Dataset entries
=======

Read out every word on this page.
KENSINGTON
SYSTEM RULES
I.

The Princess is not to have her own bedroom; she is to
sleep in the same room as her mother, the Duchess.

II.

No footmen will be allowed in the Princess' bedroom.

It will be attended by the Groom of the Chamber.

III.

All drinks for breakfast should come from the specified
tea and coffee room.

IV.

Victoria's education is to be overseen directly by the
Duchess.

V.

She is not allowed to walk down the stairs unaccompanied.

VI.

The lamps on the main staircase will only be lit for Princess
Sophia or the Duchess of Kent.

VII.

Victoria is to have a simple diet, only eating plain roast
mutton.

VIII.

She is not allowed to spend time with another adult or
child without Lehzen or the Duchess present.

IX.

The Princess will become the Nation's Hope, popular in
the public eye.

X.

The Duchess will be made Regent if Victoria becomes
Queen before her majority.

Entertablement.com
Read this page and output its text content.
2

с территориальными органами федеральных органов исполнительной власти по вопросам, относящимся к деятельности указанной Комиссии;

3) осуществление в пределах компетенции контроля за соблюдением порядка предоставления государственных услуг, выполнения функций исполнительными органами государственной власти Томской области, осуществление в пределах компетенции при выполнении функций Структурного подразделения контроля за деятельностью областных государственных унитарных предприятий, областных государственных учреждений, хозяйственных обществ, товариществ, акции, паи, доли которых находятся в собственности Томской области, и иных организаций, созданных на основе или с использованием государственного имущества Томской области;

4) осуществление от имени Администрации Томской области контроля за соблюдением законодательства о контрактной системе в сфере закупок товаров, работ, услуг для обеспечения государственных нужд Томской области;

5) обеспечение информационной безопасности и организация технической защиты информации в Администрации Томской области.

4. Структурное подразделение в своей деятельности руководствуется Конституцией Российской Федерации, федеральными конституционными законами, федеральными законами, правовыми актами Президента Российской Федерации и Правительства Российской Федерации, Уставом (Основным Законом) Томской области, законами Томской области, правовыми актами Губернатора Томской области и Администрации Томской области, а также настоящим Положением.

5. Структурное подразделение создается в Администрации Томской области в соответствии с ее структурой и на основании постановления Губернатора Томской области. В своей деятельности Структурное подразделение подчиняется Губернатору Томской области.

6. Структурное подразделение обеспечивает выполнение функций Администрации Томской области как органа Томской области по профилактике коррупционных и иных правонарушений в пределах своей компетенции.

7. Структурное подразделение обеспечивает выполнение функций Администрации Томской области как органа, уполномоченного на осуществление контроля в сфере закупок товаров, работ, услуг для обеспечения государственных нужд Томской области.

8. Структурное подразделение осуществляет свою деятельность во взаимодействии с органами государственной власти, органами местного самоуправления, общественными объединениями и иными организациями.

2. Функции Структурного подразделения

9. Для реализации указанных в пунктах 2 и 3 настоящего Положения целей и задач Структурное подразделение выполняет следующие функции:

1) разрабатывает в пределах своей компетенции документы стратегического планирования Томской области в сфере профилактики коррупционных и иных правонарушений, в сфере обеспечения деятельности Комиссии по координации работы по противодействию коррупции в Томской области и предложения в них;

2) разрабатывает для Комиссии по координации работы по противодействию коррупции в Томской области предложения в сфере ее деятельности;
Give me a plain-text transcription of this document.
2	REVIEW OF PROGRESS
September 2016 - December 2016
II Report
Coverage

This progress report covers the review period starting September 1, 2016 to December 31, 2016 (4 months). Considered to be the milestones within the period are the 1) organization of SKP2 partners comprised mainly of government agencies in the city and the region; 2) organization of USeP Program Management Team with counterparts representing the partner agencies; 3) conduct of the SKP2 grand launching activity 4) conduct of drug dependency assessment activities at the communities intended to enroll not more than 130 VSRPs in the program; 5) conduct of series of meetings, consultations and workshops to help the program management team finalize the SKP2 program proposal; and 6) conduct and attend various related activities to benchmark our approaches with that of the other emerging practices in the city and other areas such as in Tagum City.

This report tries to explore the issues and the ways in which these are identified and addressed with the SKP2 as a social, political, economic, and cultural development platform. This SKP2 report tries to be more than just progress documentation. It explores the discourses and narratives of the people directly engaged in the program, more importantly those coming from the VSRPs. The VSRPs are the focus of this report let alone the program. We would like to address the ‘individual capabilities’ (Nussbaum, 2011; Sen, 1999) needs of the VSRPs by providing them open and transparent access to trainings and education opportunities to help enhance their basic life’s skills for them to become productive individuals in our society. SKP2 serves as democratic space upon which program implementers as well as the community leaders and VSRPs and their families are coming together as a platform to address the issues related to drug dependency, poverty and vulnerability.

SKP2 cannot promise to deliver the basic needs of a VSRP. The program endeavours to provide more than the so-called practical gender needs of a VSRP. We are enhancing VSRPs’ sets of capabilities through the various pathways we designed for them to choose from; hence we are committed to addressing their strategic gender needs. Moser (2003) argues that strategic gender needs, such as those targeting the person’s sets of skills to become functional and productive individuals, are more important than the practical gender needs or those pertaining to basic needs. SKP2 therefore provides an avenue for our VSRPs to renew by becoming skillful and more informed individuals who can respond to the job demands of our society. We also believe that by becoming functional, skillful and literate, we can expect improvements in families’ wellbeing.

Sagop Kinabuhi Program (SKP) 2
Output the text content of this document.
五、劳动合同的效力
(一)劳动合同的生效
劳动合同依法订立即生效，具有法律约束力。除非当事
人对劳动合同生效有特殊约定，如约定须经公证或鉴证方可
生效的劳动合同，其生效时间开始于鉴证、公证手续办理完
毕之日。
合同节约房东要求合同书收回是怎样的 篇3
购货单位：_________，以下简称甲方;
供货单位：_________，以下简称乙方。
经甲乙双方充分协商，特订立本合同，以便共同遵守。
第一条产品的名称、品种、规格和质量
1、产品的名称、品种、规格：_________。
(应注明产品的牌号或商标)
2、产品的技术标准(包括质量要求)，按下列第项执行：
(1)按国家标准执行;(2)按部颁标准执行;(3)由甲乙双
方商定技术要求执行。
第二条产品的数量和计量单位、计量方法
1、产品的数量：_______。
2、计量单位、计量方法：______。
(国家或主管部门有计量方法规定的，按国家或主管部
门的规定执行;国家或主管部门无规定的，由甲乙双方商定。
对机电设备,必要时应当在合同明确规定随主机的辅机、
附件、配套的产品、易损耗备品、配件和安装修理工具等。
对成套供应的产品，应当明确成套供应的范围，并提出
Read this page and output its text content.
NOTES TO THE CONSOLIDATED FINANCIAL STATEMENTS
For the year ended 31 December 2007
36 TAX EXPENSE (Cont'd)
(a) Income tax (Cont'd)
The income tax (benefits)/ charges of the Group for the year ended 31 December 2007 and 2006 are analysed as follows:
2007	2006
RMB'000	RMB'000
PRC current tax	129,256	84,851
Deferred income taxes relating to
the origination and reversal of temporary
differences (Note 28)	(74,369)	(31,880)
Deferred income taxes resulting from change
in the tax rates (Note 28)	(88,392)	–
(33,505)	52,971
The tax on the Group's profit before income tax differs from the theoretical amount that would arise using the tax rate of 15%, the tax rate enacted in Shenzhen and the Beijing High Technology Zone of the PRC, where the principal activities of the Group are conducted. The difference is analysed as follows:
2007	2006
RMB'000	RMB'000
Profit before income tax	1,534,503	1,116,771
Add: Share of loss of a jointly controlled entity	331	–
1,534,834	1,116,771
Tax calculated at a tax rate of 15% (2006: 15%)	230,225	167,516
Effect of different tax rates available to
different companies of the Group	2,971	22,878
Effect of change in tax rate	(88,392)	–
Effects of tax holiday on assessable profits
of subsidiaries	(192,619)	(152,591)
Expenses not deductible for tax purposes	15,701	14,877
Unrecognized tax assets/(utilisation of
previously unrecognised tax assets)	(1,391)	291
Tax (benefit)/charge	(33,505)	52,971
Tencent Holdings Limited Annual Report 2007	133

=======

▶ **Required work**: Write out every record shown above, word for word.

▶ **Result for this exercise**:
Read out every word on this page.
KENSINGTON
SYSTEM RULES
I.

The Princess is not to have her own bedroom; she is to
sleep in the same room as her mother, the Duchess.

II.

No footmen will be allowed in the Princess' bedroom.

It will be attended by the Groom of the Chamber.

III.

All drinks for breakfast should come from the specified
tea and coffee room.

IV.

Victoria's education is to be overseen directly by the
Duchess.

V.

She is not allowed to walk down the stairs unaccompanied.

VI.

The lamps on the main staircase will only be lit for Princess
Sophia or the Duchess of Kent.

VII.

Victoria is to have a simple diet, only eating plain roast
mutton.

VIII.

She is not allowed to spend time with another adult or
child without Lehzen or the Duchess present.

IX.

The Princess will become the Nation's Hope, popular in
the public eye.

X.

The Duchess will be made Regent if Victoria becomes
Queen before her majority.

Entertablement.com
Read this page and output its text content.
2

с территориальными органами федеральных органов исполнительной власти по вопросам, относящимся к деятельности указанной Комиссии;

3) осуществление в пределах компетенции контроля за соблюдением порядка предоставления государственных услуг, выполнения функций исполнительными органами государственной власти Томской области, осуществление в пределах компетенции при выполнении функций Структурного подразделения контроля за деятельностью областных государственных унитарных предприятий, областных государственных учреждений, хозяйственных обществ, товариществ, акции, паи, доли которых находятся в собственности Томской области, и иных организаций, созданных на основе или с использованием государственного имущества Томской области;

4) осуществление от имени Администрации Томской области контроля за соблюдением законодательства о контрактной системе в сфере закупок товаров, работ, услуг для обеспечения государственных нужд Томской области;

5) обеспечение информационной безопасности и организация технической защиты информации в Администрации Томской области.

4. Структурное подразделение в своей деятельности руководствуется Конституцией Российской Федерации, федеральными конституционными законами, федеральными законами, правовыми актами Президента Российской Федерации и Правительства Российской Федерации, Уставом (Основным Законом) Томской области, законами Томской области, правовыми актами Губернатора Томской области и Администрации Томской области, а также настоящим Положением.

5. Структурное подразделение создается в Администрации Томской области в соответствии с ее структурой и на основании постановления Губернатора Томской области. В своей деятельности Структурное подразделение подчиняется Губернатору Томской области.

6. Структурное подразделение обеспечивает выполнение функций Администрации Томской области как органа Томской области по профилактике коррупционных и иных правонарушений в пределах своей компетенции.

7. Структурное подразделение обеспечивает выполнение функций Администрации Томской области как органа, уполномоченного на осуществление контроля в сфере закупок товаров, работ, услуг для обеспечения государственных нужд Томской области.

8. Структурное подразделение осуществляет свою деятельность во взаимодействии с органами государственной власти, органами местного самоуправления, общественными объединениями и иными организациями.

2. Функции Структурного подразделения

9. Для реализации указанных в пунктах 2 и 3 настоящего Положения целей и задач Структурное подразделение выполняет следующие функции:

1) разрабатывает в пределах своей компетенции документы стратегического планирования Томской области в сфере профилактики коррупционных и иных правонарушений, в сфере обеспечения деятельности Комиссии по координации работы по противодействию коррупции в Томской области и предложения в них;

2) разрабатывает для Комиссии по координации работы по противодействию коррупции в Томской области предложения в сфере ее деятельности;
Give me a plain-text transcription of this document.
2	REVIEW OF PROGRESS
September 2016 - December 2016
II Report
Coverage

This progress report covers the review period starting September 1, 2016 to December 31, 2016 (4 months). Considered to be the milestones within the period are the 1) organization of SKP2 partners comprised mainly of government agencies in the city and the region; 2) organization of USeP Program Management Team with counterparts representing the partner agencies; 3) conduct of the SKP2 grand launching activity 4) conduct of drug dependency assessment activities at the communities intended to enroll not more than 130 VSRPs in the program; 5) conduct of series of meetings, consultations and workshops to help the program management team finalize the SKP2 program proposal; and 6) conduct and attend various related activities to benchmark our approaches with that of the other emerging practices in the city and other areas such as in Tagum City.

This report tries to explore the issues and the ways in which these are identified and addressed with the SKP2 as a social, political, economic, and cultural development platform. This SKP2 report tries to be more than just progress documentation. It explores the discourses and narratives of the people directly engaged in the program, more importantly those coming from the VSRPs. The VSRPs are the focus of this report let alone the program. We would like to address the ‘individual capabilities’ (Nussbaum, 2011; Sen, 1999) needs of the VSRPs by providing them open and transparent access to trainings and education opportunities to help enhance their basic life’s skills for them to become productive individuals in our society. SKP2 serves as democratic space upon which program implementers as well as the community leaders and VSRPs and their families are coming together as a platform to address the issues related to drug dependency, poverty and vulnerability.

SKP2 cannot promise to deliver the basic needs of a VSRP. The program endeavours to provide more than the so-called practical gender needs of a VSRP. We are enhancing VSRPs’ sets of capabilities through the various pathways we designed for them to choose from; hence we are committed to addressing their strategic gender needs. Moser (2003) argues that strategic gender needs, such as those targeting the person’s sets of skills to become functional and productive individuals, are more important than the practical gender needs or those pertaining to basic needs. SKP2 therefore provides an avenue for our VSRPs to renew by becoming skillful and more informed individuals who can respond to the job demands of our society. We also believe that by becoming functional, skillful and literate, we can expect improvements in families’ wellbeing.

Sagop Kinabuhi Program (SKP) 2
Output the text content of this document.
五、劳动合同的效力
(一)劳动合同的生效
劳动合同依法订立即生效，具有法律约束力。除非当事
人对劳动合同生效有特殊约定，如约定须经公证或鉴证方可
生效的劳动合同，其生效时间开始于鉴证、公证手续办理完
毕之日。
合同节约房东要求合同书收回是怎样的 篇3
购货单位：_________，以下简称甲方;
供货单位：_________，以下简称乙方。
经甲乙双方充分协商，特订立本合同，以便共同遵守。
第一条产品的名称、品种、规格和质量
1、产品的名称、品种、规格：_________。
(应注明产品的牌号或商标)
2、产品的技术标准(包括质量要求)，按下列第项执行：
(1)按国家标准执行;(2)按部颁标准执行;(3)由甲乙双
方商定技术要求执行。
第二条产品的数量和计量单位、计量方法
1、产品的数量：_______。
2、计量单位、计量方法：______。
(国家或主管部门有计量方法规定的，按国家或主管部
门的规定执行;国家或主管部门无规定的，由甲乙双方商定。
对机电设备,必要时应当在合同明确规定随主机的辅机、
附件、配套的产品、易损耗备品、配件和安装修理工具等。
对成套供应的产品，应当明确成套供应的范围，并提出
Read this page and output its text content.
NOTES TO THE CONSOLIDATED FINANCIAL STATEMENTS
For the year ended 31 December 2007
36 TAX EXPENSE (Cont'd)
(a) Income tax (Cont'd)
The income tax (benefits)/ charges of the Group for the year ended 31 December 2007 and 2006 are analysed as follows:
2007	2006
RMB'000	RMB'000
PRC current tax	129,256	84,851
Deferred income taxes relating to
the origination and reversal of temporary
differences (Note 28)	(74,369)	(31,880)
Deferred income taxes resulting from change
in the tax rates (Note 28)	(88,392)	–
(33,505)	52,971
The tax on the Group's profit before income tax differs from the theoretical amount that would arise using the tax rate of 15%, the tax rate enacted in Shenzhen and the Beijing High Technology Zone of the PRC, where the principal activities of the Group are conducted. The difference is analysed as follows:
2007	2006
RMB'000	RMB'000
Profit before income tax	1,534,503	1,116,771
Add: Share of loss of a jointly controlled entity	331	–
1,534,834	1,116,771
Tax calculated at a tax rate of 15% (2006: 15%)	230,225	167,516
Effect of different tax rates available to
different companies of the Group	2,971	22,878
Effect of change in tax rate	(88,392)	–
Effects of tax holiday on assessable profits
of subsidiaries	(192,619)	(152,591)
Expenses not deductible for tax purposes	15,701	14,877
Unrecognized tax assets/(utilisation of
previously unrecognised tax assets)	(1,391)	291
Tax (benefit)/charge	(33,505)	52,971
Tencent Holdings Limited Annual Report 2007	133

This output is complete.